[Begin]

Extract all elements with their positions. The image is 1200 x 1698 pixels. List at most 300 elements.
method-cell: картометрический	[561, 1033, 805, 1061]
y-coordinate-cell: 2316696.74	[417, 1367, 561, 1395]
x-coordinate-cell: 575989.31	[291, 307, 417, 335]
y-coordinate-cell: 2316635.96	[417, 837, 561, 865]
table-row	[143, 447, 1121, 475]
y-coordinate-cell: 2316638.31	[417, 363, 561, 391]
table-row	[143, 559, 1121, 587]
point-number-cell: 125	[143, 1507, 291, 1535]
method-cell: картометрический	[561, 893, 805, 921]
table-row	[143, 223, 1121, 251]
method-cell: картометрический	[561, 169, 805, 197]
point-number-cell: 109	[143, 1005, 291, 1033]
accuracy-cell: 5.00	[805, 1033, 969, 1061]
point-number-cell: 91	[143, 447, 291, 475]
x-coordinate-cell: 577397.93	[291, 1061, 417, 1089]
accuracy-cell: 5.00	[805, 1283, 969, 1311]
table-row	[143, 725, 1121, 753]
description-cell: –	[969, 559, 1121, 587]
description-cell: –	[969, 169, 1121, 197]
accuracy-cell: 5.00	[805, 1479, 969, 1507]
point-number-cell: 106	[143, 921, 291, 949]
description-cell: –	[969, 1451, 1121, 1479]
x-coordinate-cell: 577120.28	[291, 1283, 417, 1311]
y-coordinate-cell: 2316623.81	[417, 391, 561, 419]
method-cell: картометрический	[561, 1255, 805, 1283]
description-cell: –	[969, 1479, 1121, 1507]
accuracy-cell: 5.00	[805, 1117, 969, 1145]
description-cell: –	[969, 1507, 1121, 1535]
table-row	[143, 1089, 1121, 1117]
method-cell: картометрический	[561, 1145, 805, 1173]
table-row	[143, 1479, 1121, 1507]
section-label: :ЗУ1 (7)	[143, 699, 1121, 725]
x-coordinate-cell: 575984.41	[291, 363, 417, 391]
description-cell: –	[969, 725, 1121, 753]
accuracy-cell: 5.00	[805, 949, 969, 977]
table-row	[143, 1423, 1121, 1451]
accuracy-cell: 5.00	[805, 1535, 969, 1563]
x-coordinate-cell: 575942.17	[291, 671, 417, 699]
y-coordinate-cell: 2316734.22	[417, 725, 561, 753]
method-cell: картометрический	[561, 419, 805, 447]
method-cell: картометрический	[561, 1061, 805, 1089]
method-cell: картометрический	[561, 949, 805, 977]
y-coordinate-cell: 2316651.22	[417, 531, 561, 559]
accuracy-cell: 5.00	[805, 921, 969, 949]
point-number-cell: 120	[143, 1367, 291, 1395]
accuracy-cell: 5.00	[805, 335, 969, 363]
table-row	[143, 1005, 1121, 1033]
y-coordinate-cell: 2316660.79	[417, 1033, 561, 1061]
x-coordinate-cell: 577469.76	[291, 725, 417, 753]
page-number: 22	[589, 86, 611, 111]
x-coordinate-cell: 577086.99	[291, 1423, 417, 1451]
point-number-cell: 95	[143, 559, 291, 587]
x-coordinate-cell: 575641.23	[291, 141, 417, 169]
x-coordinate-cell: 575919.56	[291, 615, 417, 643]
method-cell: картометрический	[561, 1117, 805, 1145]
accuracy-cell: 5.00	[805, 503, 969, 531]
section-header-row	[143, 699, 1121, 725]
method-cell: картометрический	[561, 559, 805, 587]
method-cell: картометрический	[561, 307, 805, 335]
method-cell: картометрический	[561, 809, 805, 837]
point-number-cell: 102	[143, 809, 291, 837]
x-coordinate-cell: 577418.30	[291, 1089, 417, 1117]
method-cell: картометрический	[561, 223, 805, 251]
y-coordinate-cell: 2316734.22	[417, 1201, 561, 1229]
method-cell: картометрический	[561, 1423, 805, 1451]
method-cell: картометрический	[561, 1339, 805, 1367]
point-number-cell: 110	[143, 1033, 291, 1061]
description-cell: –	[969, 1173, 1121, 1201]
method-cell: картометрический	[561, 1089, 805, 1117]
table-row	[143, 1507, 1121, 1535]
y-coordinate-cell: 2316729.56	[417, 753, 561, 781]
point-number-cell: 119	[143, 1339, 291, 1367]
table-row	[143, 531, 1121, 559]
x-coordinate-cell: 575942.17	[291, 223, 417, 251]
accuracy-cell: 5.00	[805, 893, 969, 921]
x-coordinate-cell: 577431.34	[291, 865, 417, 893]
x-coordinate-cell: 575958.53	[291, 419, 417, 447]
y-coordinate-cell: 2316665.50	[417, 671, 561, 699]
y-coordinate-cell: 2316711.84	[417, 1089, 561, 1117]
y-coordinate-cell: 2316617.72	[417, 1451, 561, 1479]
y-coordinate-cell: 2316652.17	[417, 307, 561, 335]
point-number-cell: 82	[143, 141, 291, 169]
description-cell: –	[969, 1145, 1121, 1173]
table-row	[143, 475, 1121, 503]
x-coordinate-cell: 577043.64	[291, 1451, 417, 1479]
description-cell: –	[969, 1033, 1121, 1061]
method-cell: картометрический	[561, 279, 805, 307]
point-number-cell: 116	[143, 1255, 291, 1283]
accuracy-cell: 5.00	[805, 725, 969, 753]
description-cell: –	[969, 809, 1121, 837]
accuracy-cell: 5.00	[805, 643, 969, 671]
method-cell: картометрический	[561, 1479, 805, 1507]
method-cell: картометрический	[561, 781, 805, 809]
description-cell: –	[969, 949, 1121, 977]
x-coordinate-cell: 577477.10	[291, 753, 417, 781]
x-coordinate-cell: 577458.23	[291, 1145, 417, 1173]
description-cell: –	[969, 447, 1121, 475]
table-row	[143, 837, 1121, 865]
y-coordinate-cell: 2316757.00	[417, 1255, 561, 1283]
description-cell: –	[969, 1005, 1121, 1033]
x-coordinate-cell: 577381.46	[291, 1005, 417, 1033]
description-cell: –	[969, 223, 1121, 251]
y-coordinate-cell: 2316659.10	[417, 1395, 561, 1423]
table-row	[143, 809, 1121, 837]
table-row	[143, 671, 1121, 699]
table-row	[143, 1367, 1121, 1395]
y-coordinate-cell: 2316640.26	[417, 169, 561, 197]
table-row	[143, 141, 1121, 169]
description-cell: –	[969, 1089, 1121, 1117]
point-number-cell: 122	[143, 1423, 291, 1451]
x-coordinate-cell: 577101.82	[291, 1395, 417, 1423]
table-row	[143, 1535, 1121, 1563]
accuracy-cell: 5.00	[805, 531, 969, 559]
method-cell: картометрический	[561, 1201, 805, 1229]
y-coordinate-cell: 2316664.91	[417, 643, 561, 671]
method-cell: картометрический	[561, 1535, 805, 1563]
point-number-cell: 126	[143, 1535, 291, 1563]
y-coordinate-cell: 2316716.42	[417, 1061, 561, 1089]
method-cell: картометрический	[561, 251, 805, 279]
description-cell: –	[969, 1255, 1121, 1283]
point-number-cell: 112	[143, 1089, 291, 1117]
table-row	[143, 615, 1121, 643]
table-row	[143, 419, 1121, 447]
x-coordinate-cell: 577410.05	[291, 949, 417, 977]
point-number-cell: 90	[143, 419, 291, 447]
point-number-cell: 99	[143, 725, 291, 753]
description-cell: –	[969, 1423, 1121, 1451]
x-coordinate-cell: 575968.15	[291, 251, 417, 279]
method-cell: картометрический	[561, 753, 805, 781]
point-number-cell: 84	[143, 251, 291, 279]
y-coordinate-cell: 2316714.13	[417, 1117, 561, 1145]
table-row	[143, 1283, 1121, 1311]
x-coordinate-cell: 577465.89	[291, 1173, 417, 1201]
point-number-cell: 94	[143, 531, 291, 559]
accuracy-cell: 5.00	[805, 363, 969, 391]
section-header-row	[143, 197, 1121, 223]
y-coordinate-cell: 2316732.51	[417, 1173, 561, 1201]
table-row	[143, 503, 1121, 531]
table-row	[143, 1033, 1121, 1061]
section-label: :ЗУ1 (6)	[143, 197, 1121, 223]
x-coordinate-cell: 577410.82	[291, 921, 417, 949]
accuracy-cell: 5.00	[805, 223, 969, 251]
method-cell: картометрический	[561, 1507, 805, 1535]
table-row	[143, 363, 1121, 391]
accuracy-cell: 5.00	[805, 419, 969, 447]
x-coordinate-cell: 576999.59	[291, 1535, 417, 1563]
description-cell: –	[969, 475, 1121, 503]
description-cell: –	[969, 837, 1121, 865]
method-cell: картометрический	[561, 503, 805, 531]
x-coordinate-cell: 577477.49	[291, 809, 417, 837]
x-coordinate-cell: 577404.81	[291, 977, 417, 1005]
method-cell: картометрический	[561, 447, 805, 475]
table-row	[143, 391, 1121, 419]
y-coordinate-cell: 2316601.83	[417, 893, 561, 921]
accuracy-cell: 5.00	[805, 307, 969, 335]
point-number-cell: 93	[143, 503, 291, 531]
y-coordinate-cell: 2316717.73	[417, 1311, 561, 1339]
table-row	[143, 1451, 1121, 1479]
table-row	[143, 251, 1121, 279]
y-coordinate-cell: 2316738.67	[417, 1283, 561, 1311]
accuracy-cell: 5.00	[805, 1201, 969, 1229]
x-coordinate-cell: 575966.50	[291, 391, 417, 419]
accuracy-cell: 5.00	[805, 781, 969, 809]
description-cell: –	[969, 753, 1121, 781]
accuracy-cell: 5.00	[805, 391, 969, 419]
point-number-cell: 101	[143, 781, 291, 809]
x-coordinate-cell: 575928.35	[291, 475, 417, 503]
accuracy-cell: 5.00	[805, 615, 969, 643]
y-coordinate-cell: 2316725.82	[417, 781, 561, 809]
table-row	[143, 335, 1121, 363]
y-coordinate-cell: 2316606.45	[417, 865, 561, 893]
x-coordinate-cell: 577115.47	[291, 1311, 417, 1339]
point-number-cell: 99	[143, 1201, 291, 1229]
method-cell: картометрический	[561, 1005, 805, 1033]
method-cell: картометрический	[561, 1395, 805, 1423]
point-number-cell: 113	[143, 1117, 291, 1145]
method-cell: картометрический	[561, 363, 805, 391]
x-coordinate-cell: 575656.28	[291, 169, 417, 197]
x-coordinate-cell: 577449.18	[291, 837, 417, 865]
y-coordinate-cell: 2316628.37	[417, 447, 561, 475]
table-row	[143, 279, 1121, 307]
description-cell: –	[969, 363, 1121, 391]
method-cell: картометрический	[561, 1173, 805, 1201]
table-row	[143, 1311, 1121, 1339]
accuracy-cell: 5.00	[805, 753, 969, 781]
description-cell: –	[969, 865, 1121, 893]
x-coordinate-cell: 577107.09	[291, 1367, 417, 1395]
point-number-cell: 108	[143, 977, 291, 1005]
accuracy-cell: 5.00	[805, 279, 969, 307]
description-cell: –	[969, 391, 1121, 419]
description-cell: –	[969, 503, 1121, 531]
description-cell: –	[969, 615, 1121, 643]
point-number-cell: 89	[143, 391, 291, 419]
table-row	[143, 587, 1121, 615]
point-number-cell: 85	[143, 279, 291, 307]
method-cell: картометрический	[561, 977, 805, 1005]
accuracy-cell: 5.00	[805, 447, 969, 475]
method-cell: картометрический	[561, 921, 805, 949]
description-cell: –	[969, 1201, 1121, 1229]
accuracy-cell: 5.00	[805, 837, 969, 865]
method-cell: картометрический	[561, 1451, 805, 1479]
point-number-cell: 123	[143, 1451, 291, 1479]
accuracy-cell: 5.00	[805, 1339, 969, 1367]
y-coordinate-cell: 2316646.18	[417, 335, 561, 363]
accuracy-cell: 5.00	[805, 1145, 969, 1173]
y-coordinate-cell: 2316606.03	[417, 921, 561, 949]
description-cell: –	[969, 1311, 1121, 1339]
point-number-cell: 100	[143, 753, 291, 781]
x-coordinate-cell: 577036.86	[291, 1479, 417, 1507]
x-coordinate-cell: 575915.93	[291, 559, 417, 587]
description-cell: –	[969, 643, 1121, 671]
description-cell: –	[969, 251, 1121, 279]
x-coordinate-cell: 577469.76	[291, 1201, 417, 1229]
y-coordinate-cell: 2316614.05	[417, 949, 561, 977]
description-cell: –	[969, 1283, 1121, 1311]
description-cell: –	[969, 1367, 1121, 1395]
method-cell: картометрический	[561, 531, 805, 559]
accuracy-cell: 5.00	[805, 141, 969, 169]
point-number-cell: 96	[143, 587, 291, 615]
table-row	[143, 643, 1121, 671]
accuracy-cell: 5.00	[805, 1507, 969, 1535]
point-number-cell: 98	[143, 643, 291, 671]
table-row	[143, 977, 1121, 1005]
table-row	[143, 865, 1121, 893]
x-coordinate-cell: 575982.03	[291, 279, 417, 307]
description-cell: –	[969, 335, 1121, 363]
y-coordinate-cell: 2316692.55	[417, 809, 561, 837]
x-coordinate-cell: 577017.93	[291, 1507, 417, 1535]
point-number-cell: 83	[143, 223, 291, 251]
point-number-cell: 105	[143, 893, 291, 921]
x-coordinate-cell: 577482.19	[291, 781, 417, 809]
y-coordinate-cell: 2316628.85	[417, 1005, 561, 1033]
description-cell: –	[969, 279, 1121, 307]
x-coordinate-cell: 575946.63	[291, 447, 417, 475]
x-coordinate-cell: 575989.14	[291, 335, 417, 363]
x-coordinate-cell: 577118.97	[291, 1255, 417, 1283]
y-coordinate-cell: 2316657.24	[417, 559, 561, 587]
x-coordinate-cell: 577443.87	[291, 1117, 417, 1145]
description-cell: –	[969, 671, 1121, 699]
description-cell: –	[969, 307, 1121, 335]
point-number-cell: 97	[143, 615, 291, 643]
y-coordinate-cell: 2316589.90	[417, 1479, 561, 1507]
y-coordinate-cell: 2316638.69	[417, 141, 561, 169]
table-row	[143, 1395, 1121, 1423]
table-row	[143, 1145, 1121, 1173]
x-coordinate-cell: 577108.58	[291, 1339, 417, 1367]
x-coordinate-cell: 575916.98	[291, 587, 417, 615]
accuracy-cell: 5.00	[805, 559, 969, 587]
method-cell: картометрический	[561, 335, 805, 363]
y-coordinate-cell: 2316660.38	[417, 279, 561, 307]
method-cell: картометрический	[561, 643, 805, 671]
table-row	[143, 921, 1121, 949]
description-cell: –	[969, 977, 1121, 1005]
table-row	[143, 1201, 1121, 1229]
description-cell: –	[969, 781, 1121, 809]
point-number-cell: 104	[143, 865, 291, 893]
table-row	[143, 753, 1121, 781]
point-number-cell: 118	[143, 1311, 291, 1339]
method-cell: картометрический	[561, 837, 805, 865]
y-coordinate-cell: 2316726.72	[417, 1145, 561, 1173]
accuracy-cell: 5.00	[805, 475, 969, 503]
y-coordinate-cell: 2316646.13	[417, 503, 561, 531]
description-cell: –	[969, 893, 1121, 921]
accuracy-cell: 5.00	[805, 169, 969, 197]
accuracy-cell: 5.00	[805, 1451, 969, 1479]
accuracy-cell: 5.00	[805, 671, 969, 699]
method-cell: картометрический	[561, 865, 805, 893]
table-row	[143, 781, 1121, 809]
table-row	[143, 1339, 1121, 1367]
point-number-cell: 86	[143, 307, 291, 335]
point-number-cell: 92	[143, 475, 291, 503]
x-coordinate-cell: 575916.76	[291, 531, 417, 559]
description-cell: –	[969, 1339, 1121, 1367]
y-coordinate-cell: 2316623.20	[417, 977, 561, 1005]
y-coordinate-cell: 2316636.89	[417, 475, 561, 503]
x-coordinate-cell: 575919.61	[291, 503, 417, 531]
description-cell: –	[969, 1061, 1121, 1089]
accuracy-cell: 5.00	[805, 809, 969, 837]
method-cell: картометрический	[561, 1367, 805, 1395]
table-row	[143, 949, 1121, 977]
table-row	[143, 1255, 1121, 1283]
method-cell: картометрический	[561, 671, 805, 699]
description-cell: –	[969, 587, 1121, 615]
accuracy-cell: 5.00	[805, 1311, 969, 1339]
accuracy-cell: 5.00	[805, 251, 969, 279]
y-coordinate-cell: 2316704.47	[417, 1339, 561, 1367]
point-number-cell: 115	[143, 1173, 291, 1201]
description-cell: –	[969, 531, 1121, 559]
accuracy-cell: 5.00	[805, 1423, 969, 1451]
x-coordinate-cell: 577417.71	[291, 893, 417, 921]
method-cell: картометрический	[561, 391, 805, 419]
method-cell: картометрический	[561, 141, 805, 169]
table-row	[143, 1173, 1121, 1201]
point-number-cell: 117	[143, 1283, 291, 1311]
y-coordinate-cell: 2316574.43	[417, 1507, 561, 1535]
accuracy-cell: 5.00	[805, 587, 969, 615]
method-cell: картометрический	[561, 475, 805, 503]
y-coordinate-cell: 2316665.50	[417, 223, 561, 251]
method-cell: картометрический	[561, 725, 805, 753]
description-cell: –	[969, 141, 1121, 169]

[End]

▸ Problem description: Output the entries as a numbered list with blank lines left out, running from the first line of the entries up to and including the line that contains "1283, 417, 1311]".

▸ Finished answer:
1. Extract all elements with their positions. The image is 1200 x 1698 pixels. List at most 300 elements.
2. method-cell: картометрический	[561, 1033, 805, 1061]
3. y-coordinate-cell: 2316696.74	[417, 1367, 561, 1395]
4. x-coordinate-cell: 575989.31	[291, 307, 417, 335]
5. y-coordinate-cell: 2316635.96	[417, 837, 561, 865]
6. table-row	[143, 447, 1121, 475]
7. y-coordinate-cell: 2316638.31	[417, 363, 561, 391]
8. table-row	[143, 559, 1121, 587]
9. point-number-cell: 125	[143, 1507, 291, 1535]
10. method-cell: картометрический	[561, 893, 805, 921]
11. table-row	[143, 223, 1121, 251]
12. method-cell: картометрический	[561, 169, 805, 197]
13. point-number-cell: 109	[143, 1005, 291, 1033]
14. accuracy-cell: 5.00	[805, 1033, 969, 1061]
15. point-number-cell: 91	[143, 447, 291, 475]
16. x-coordinate-cell: 577397.93	[291, 1061, 417, 1089]
17. accuracy-cell: 5.00	[805, 1283, 969, 1311]
18. table-row	[143, 725, 1121, 753]
19. description-cell: –	[969, 559, 1121, 587]
20. description-cell: –	[969, 169, 1121, 197]
21. accuracy-cell: 5.00	[805, 1479, 969, 1507]
22. point-number-cell: 106	[143, 921, 291, 949]
23. description-cell: –	[969, 1451, 1121, 1479]
24. x-coordinate-cell: 577120.28	[291, 1283, 417, 1311]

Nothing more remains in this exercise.